Wherever the word "contra" turns up in a line of the entries, copy that line.
================================
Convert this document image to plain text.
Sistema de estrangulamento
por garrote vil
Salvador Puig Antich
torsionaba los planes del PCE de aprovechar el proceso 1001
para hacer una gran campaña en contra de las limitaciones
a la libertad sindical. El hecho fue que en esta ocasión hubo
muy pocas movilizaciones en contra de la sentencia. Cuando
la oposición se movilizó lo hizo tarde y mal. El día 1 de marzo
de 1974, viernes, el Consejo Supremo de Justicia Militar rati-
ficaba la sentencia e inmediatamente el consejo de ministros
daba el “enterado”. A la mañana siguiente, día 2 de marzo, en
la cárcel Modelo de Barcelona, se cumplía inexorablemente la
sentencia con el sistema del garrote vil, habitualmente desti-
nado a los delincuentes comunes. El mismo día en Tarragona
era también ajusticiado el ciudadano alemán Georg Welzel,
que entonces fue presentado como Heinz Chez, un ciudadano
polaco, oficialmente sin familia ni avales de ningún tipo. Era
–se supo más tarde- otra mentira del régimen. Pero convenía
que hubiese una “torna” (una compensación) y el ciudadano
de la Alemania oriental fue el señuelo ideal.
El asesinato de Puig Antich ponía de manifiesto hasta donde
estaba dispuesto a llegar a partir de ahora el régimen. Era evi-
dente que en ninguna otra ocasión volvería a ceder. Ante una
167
================================
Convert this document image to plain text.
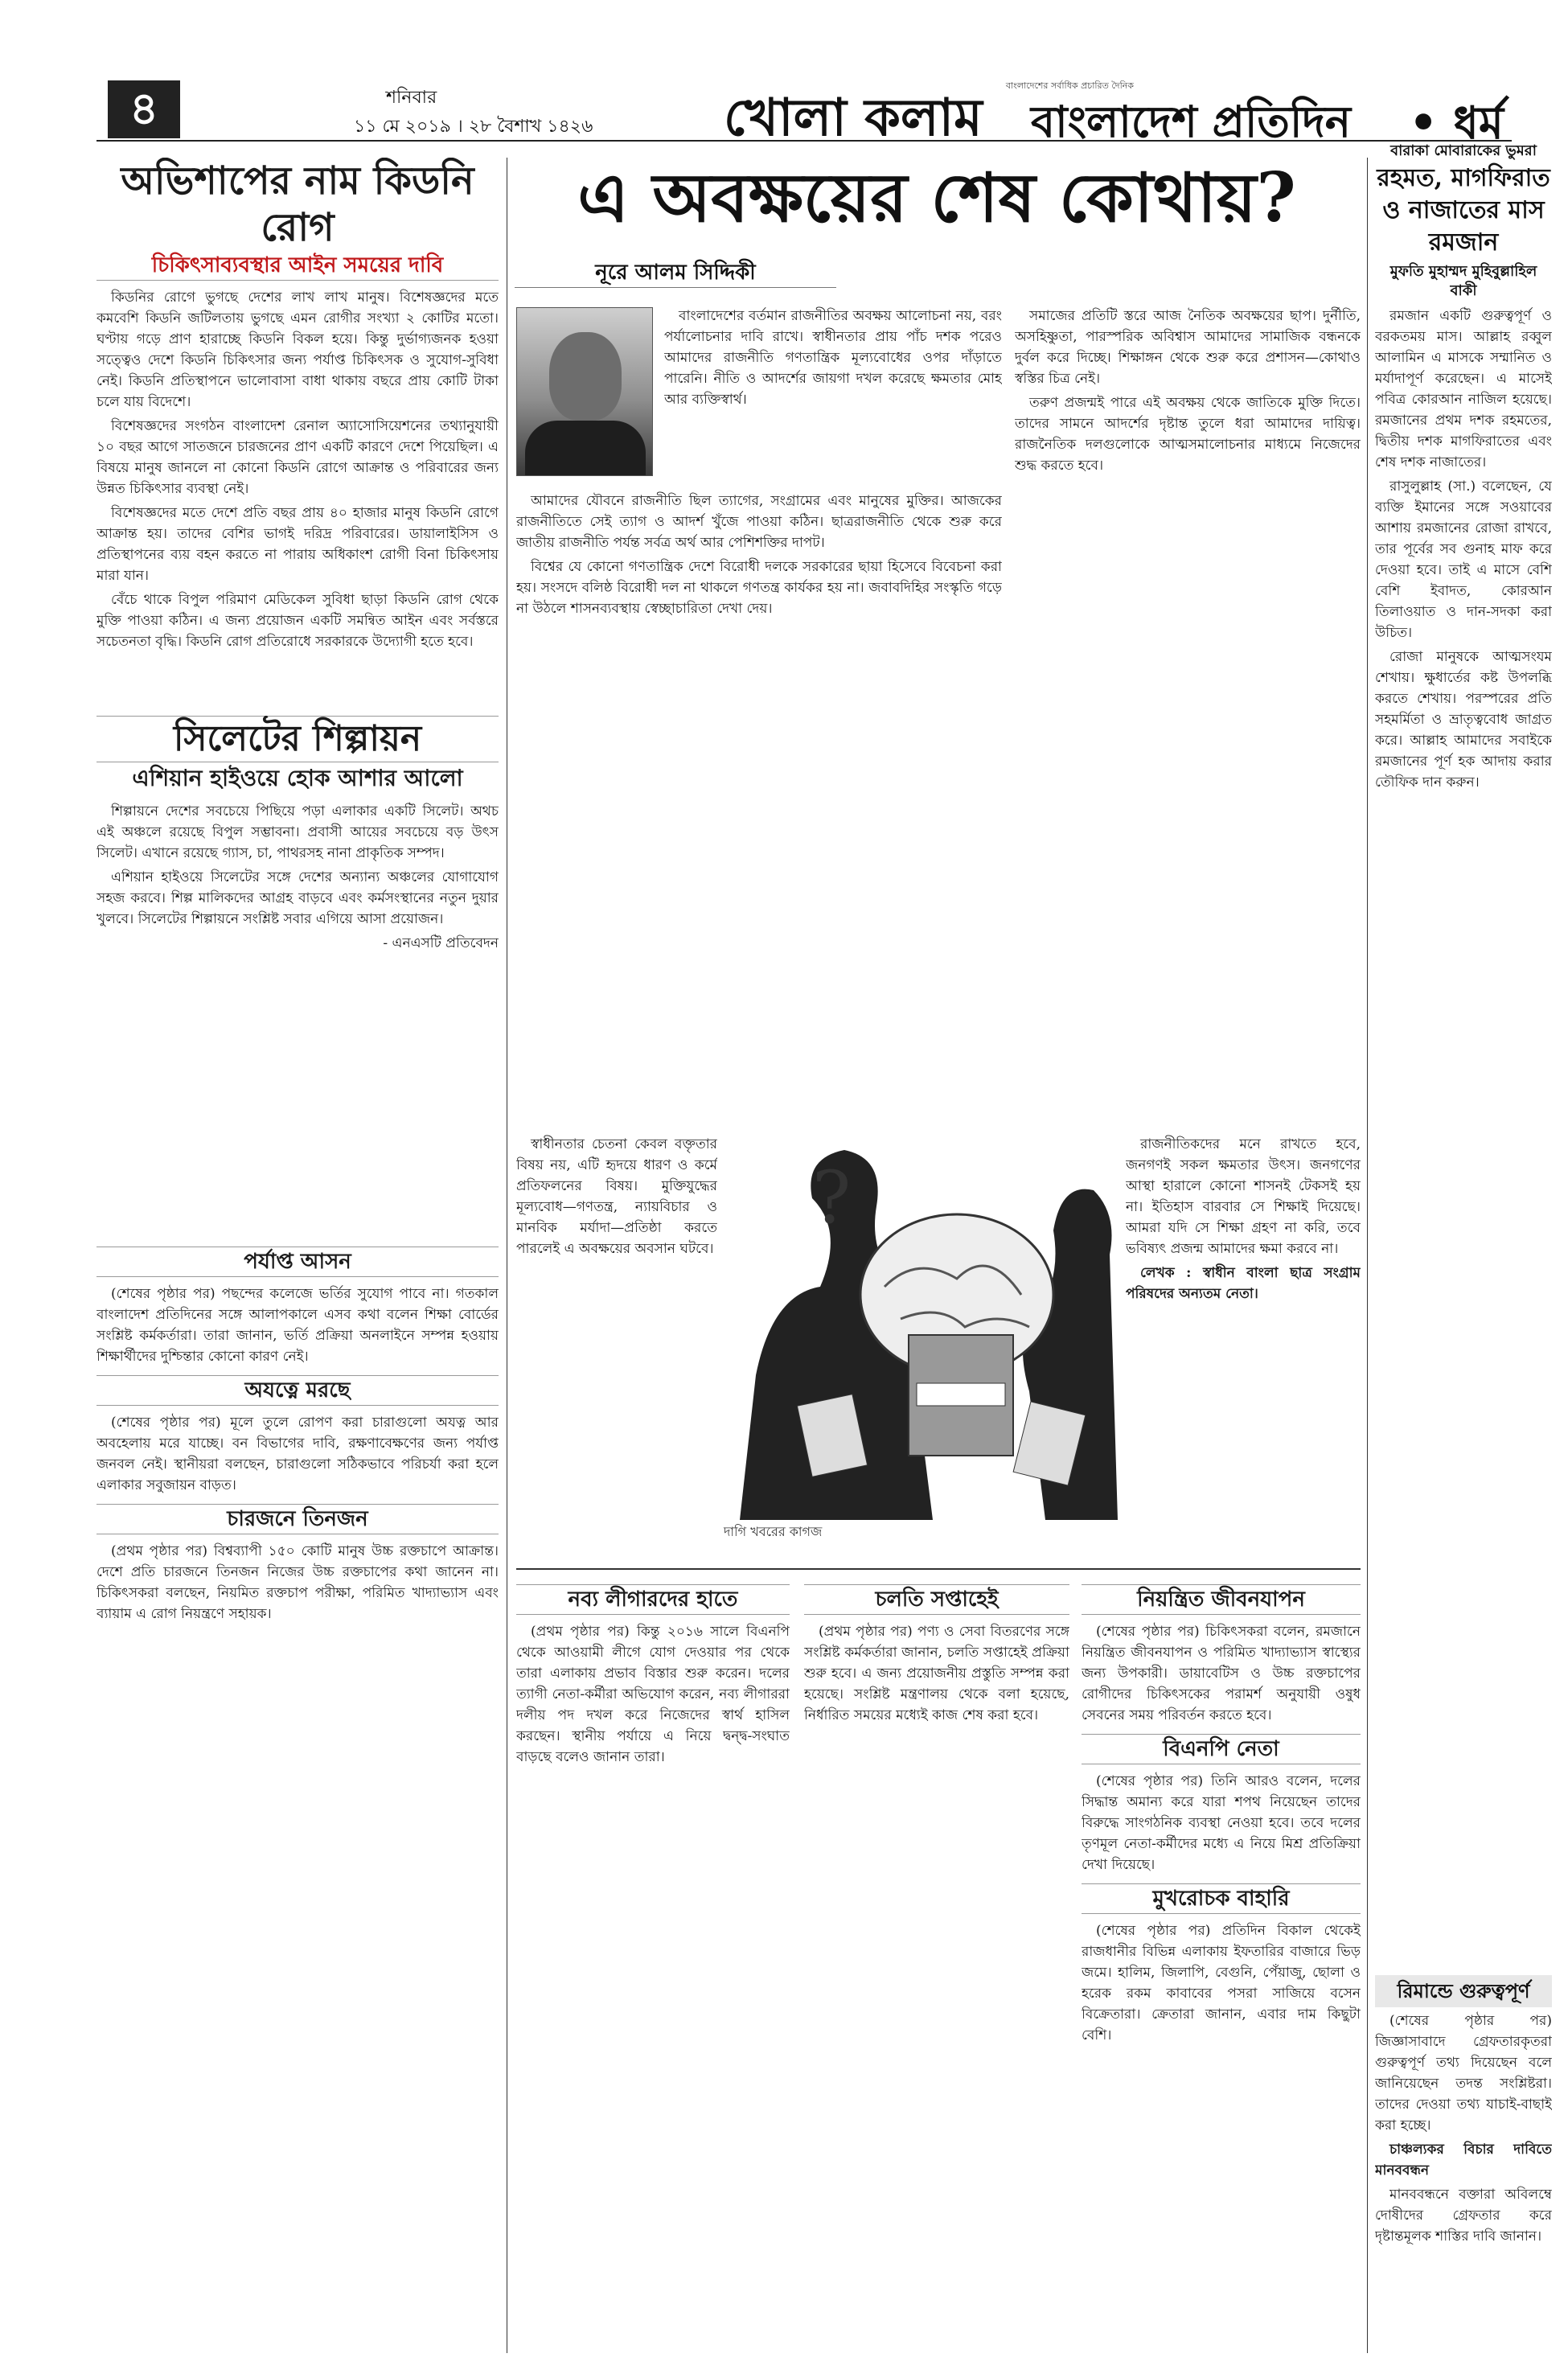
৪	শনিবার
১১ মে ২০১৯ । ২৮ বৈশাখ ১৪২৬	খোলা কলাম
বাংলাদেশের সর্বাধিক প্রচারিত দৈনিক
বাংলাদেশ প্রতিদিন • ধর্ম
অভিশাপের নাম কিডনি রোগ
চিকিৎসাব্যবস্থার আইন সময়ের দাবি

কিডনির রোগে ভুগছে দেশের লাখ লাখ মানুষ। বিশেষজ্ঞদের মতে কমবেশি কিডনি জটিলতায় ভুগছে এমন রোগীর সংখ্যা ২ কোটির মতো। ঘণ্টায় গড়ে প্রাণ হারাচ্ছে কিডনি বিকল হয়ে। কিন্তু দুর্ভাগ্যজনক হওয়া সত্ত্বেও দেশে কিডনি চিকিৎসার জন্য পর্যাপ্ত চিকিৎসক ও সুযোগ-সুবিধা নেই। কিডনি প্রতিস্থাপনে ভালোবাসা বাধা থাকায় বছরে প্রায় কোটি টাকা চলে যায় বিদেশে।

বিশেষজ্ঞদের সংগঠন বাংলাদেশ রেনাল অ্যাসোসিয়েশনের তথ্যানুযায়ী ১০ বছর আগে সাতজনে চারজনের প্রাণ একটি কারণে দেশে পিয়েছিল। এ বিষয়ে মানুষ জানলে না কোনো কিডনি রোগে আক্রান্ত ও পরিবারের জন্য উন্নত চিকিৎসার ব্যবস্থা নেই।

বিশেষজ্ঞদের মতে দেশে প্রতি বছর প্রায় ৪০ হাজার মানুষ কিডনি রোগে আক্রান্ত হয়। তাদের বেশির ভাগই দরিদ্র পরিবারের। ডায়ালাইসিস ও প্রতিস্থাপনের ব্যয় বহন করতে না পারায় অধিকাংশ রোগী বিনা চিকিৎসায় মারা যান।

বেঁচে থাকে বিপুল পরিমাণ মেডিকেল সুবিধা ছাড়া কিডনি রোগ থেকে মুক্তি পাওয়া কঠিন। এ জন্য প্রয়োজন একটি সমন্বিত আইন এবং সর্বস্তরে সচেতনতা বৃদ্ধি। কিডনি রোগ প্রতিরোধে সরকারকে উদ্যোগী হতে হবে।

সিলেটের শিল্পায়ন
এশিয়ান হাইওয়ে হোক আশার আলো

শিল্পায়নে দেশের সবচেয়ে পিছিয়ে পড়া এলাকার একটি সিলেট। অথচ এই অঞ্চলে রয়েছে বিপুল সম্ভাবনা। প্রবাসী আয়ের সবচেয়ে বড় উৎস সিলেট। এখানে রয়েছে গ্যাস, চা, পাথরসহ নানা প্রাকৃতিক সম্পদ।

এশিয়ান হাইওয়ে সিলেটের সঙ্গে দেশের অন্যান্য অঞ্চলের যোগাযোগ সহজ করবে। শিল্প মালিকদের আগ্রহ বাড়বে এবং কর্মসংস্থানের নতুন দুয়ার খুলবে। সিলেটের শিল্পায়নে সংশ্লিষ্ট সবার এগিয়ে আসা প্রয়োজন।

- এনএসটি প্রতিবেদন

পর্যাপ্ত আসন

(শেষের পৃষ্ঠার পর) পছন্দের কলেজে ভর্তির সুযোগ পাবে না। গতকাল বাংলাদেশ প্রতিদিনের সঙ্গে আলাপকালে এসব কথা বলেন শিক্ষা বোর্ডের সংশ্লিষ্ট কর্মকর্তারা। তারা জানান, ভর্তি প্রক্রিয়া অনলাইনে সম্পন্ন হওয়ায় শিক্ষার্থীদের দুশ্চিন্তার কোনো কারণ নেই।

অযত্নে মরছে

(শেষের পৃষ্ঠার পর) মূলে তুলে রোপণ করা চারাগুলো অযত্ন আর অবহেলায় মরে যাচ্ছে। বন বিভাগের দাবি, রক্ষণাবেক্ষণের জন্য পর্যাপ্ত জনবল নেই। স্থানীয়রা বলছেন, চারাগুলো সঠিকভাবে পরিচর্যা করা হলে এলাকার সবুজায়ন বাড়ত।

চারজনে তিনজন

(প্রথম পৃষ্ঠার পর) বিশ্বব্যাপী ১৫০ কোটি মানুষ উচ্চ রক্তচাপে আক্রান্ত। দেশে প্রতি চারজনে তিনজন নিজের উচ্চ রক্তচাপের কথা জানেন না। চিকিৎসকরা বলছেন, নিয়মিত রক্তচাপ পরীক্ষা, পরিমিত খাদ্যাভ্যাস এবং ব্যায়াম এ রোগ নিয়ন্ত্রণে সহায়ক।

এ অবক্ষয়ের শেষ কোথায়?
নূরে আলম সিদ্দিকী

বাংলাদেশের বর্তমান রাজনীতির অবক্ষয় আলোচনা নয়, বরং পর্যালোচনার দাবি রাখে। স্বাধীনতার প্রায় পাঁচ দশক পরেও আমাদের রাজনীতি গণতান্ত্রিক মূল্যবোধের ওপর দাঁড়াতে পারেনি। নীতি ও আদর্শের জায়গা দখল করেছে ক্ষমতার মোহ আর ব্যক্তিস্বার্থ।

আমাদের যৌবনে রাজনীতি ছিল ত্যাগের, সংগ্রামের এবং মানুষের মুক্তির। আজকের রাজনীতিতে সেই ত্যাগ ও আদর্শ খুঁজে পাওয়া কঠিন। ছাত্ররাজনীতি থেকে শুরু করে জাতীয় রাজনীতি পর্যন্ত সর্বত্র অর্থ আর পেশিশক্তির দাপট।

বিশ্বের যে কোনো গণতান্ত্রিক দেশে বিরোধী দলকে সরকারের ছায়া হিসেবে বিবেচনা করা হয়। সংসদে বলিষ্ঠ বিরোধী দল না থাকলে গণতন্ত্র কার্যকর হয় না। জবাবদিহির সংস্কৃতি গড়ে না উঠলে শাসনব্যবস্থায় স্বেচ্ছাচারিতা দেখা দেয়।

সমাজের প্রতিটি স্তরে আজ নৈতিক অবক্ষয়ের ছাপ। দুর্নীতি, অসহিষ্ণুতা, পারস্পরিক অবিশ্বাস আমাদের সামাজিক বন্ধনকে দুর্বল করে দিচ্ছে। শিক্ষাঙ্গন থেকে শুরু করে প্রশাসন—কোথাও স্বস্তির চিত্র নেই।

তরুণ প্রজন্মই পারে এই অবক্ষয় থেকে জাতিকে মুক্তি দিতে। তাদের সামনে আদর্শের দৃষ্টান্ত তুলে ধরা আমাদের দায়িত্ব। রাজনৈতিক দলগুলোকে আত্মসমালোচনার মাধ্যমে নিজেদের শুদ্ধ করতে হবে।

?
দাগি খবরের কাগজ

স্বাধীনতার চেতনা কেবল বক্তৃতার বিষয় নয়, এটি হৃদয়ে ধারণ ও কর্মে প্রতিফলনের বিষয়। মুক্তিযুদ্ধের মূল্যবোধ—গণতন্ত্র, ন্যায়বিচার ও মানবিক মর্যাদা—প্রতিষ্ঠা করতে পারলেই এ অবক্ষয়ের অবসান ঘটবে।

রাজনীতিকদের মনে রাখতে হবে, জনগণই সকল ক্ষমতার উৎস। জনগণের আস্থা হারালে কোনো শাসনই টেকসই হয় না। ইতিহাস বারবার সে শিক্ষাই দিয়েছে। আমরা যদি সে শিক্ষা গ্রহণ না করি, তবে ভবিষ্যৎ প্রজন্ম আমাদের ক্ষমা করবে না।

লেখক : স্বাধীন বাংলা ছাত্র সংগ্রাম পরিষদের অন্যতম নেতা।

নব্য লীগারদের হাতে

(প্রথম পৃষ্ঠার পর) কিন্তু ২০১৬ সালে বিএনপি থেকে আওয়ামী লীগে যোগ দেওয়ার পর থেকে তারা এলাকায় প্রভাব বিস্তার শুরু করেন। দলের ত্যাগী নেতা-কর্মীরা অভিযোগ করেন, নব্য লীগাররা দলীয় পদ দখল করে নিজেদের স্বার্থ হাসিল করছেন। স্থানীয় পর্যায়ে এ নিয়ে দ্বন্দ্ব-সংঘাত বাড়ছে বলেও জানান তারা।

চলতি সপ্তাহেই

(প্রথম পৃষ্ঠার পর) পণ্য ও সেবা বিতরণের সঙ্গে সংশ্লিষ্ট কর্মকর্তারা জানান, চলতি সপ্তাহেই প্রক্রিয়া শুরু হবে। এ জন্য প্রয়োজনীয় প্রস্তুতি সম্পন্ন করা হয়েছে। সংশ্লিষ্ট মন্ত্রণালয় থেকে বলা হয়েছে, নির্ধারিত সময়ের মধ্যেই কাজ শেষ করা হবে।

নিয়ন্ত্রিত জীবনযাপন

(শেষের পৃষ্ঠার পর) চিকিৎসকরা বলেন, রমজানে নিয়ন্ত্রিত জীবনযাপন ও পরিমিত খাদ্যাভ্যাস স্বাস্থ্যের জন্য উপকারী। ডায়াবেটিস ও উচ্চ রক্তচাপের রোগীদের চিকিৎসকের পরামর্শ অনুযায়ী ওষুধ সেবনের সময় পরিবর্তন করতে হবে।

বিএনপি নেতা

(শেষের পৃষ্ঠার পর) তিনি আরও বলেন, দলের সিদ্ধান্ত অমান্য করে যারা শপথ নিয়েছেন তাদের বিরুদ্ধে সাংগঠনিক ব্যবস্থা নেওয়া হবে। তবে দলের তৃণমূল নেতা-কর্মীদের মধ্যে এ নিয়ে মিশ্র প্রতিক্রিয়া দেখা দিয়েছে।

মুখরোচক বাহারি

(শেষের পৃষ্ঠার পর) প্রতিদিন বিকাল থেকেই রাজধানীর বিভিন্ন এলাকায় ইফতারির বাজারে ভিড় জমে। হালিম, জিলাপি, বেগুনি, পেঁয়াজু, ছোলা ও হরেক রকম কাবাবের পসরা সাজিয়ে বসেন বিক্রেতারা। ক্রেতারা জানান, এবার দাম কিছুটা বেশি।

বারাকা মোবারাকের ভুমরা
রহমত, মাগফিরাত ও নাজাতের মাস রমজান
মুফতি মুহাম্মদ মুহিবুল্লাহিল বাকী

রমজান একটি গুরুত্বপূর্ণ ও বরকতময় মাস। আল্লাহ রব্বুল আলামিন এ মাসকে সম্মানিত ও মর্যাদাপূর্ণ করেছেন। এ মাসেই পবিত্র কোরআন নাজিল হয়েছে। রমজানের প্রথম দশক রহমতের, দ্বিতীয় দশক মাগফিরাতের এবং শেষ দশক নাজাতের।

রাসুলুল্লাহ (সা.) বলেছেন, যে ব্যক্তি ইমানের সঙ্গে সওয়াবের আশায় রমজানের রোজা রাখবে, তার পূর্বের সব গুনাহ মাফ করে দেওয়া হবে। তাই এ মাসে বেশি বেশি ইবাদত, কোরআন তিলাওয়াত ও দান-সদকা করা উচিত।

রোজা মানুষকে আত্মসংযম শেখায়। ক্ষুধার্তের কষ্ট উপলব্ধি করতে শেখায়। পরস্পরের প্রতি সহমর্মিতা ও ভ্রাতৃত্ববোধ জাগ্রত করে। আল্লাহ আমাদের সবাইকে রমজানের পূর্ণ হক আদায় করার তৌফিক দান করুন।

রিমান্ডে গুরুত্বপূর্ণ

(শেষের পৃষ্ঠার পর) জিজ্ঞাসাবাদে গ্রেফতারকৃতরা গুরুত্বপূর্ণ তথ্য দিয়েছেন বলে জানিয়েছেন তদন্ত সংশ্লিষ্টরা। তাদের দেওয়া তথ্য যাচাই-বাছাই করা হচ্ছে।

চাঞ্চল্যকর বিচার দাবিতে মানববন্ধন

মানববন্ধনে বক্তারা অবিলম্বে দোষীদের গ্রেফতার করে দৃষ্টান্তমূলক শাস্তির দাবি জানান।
================================
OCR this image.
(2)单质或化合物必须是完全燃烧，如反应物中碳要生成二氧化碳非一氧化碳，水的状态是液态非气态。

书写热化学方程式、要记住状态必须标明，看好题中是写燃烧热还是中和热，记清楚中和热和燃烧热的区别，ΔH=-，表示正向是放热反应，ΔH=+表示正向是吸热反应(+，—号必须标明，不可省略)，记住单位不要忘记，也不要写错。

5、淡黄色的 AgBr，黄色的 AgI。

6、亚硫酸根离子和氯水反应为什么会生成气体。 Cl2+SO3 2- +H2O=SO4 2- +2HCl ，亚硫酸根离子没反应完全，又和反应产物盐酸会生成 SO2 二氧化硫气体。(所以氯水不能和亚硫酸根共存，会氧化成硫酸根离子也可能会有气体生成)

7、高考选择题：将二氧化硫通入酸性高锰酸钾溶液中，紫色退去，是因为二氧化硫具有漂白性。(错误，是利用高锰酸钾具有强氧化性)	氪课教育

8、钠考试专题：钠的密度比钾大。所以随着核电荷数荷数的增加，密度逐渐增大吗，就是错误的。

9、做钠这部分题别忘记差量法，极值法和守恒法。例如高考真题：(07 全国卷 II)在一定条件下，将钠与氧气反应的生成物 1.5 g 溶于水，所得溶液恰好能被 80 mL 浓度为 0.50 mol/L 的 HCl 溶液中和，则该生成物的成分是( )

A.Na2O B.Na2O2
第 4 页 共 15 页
================================
**THE RESPONSE:**
para hacer una gran campaña en contra de las limitaciones
muy pocas movilizaciones en contra de la sentencia. Cuando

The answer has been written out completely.